**TASK DETAILS:** Rewrite the data below with every "site-marker" changed to "locality-marker", leaving everything else as it is.

**SUPPLIED ENTRIES:**
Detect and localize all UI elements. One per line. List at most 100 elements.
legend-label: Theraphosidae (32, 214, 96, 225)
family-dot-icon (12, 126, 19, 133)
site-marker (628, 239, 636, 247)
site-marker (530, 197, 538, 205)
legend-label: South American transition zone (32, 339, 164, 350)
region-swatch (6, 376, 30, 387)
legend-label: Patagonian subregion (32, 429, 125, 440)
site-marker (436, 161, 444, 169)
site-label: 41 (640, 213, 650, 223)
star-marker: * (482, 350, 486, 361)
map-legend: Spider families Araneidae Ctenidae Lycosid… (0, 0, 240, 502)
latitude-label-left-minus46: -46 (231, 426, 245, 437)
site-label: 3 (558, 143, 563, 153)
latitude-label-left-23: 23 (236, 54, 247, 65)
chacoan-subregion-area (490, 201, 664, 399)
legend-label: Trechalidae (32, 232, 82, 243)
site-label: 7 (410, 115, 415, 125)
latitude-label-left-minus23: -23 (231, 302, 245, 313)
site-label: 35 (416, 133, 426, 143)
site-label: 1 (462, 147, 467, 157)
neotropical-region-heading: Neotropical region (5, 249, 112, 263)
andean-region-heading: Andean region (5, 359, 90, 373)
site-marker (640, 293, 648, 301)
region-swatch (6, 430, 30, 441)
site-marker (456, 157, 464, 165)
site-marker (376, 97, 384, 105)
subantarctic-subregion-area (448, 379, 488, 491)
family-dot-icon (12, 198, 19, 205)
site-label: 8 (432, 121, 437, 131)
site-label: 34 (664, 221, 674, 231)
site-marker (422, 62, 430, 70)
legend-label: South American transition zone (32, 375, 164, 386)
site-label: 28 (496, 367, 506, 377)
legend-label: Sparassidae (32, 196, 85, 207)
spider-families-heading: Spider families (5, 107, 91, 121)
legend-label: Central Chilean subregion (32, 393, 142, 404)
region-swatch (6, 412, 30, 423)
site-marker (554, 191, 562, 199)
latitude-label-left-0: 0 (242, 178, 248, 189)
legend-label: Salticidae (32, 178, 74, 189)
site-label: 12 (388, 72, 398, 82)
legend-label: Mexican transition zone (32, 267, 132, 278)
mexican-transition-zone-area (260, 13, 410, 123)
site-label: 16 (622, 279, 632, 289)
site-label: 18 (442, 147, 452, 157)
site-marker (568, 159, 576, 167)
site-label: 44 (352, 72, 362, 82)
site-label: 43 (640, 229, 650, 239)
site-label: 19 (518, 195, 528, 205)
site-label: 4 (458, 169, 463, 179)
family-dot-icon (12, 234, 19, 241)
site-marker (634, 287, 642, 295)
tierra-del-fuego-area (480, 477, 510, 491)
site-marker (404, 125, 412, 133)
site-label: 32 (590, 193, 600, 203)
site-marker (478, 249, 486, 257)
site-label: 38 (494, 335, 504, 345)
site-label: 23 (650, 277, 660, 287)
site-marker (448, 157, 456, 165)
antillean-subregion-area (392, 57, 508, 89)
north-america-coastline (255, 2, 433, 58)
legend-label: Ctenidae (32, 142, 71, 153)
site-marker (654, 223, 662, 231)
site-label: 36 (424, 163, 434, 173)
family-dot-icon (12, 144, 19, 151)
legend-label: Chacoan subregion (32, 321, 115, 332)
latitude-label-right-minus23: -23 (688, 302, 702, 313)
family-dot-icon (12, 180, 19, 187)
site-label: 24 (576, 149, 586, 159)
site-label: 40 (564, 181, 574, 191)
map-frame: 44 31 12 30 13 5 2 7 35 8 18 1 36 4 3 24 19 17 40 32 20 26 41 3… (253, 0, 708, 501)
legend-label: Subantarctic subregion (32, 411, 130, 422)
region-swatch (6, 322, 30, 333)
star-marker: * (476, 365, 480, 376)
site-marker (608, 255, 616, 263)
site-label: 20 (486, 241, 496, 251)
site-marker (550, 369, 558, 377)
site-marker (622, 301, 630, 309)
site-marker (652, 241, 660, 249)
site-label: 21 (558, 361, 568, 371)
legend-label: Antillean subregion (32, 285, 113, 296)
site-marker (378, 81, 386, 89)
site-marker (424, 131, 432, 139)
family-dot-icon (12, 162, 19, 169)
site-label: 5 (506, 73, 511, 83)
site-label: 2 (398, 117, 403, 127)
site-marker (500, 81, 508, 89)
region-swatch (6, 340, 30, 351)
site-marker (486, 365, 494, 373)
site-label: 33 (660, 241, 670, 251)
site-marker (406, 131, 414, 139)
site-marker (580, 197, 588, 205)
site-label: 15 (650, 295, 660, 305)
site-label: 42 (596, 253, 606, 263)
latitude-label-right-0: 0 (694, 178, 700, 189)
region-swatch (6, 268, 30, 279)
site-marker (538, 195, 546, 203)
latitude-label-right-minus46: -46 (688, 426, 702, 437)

**REPLY:**
Detect and localize all UI elements. One per line. List at most 100 elements.
legend-label: Theraphosidae (32, 214, 96, 225)
family-dot-icon (12, 126, 19, 133)
locality-marker (628, 239, 636, 247)
locality-marker (530, 197, 538, 205)
legend-label: South American transition zone (32, 339, 164, 350)
region-swatch (6, 376, 30, 387)
legend-label: Patagonian subregion (32, 429, 125, 440)
locality-marker (436, 161, 444, 169)
site-label: 41 (640, 213, 650, 223)
star-marker: * (482, 350, 486, 361)
map-legend: Spider families Araneidae Ctenidae Lycosid… (0, 0, 240, 502)
latitude-label-left-minus46: -46 (231, 426, 245, 437)
site-label: 3 (558, 143, 563, 153)
latitude-label-left-23: 23 (236, 54, 247, 65)
chacoan-subregion-area (490, 201, 664, 399)
legend-label: Trechalidae (32, 232, 82, 243)
site-label: 7 (410, 115, 415, 125)
latitude-label-left-minus23: -23 (231, 302, 245, 313)
site-label: 35 (416, 133, 426, 143)
site-label: 1 (462, 147, 467, 157)
neotropical-region-heading: Neotropical region (5, 249, 112, 263)
andean-region-heading: Andean region (5, 359, 90, 373)
locality-marker (640, 293, 648, 301)
region-swatch (6, 430, 30, 441)
locality-marker (456, 157, 464, 165)
locality-marker (376, 97, 384, 105)
subantarctic-subregion-area (448, 379, 488, 491)
family-dot-icon (12, 198, 19, 205)
site-label: 8 (432, 121, 437, 131)
site-label: 34 (664, 221, 674, 231)
locality-marker (422, 62, 430, 70)
legend-label: South American transition zone (32, 375, 164, 386)
site-label: 28 (496, 367, 506, 377)
legend-label: Sparassidae (32, 196, 85, 207)
spider-families-heading: Spider families (5, 107, 91, 121)
legend-label: Central Chilean subregion (32, 393, 142, 404)
region-swatch (6, 412, 30, 423)
locality-marker (554, 191, 562, 199)
latitude-label-left-0: 0 (242, 178, 248, 189)
legend-label: Salticidae (32, 178, 74, 189)
site-label: 12 (388, 72, 398, 82)
legend-label: Mexican transition zone (32, 267, 132, 278)
mexican-transition-zone-area (260, 13, 410, 123)
site-label: 16 (622, 279, 632, 289)
site-label: 18 (442, 147, 452, 157)
locality-marker (568, 159, 576, 167)
site-label: 44 (352, 72, 362, 82)
site-label: 43 (640, 229, 650, 239)
site-label: 19 (518, 195, 528, 205)
site-label: 4 (458, 169, 463, 179)
family-dot-icon (12, 234, 19, 241)
locality-marker (634, 287, 642, 295)
tierra-del-fuego-area (480, 477, 510, 491)
locality-marker (404, 125, 412, 133)
site-label: 32 (590, 193, 600, 203)
locality-marker (478, 249, 486, 257)
site-label: 38 (494, 335, 504, 345)
site-label: 23 (650, 277, 660, 287)
locality-marker (448, 157, 456, 165)
antillean-subregion-area (392, 57, 508, 89)
north-america-coastline (255, 2, 433, 58)
legend-label: Ctenidae (32, 142, 71, 153)
locality-marker (654, 223, 662, 231)
site-label: 36 (424, 163, 434, 173)
family-dot-icon (12, 144, 19, 151)
legend-label: Chacoan subregion (32, 321, 115, 332)
latitude-label-right-minus23: -23 (688, 302, 702, 313)
family-dot-icon (12, 180, 19, 187)
site-label: 24 (576, 149, 586, 159)
site-label: 40 (564, 181, 574, 191)
map-frame: 44 31 12 30 13 5 2 7 35 8 18 1 36 4 3 24 19 17 40 32 20 26 41 3… (253, 0, 708, 501)
legend-label: Subantarctic subregion (32, 411, 130, 422)
region-swatch (6, 322, 30, 333)
star-marker: * (476, 365, 480, 376)
locality-marker (608, 255, 616, 263)
site-label: 20 (486, 241, 496, 251)
locality-marker (550, 369, 558, 377)
locality-marker (622, 301, 630, 309)
locality-marker (652, 241, 660, 249)
site-label: 21 (558, 361, 568, 371)
legend-label: Antillean subregion (32, 285, 113, 296)
locality-marker (378, 81, 386, 89)
locality-marker (424, 131, 432, 139)
family-dot-icon (12, 162, 19, 169)
site-label: 5 (506, 73, 511, 83)
site-label: 2 (398, 117, 403, 127)
locality-marker (500, 81, 508, 89)
region-swatch (6, 340, 30, 351)
locality-marker (486, 365, 494, 373)
site-label: 33 (660, 241, 670, 251)
locality-marker (406, 131, 414, 139)
locality-marker (580, 197, 588, 205)
site-label: 15 (650, 295, 660, 305)
site-label: 42 (596, 253, 606, 263)
latitude-label-right-0: 0 (694, 178, 700, 189)
region-swatch (6, 268, 30, 279)
locality-marker (538, 195, 546, 203)
latitude-label-right-minus46: -46 (688, 426, 702, 437)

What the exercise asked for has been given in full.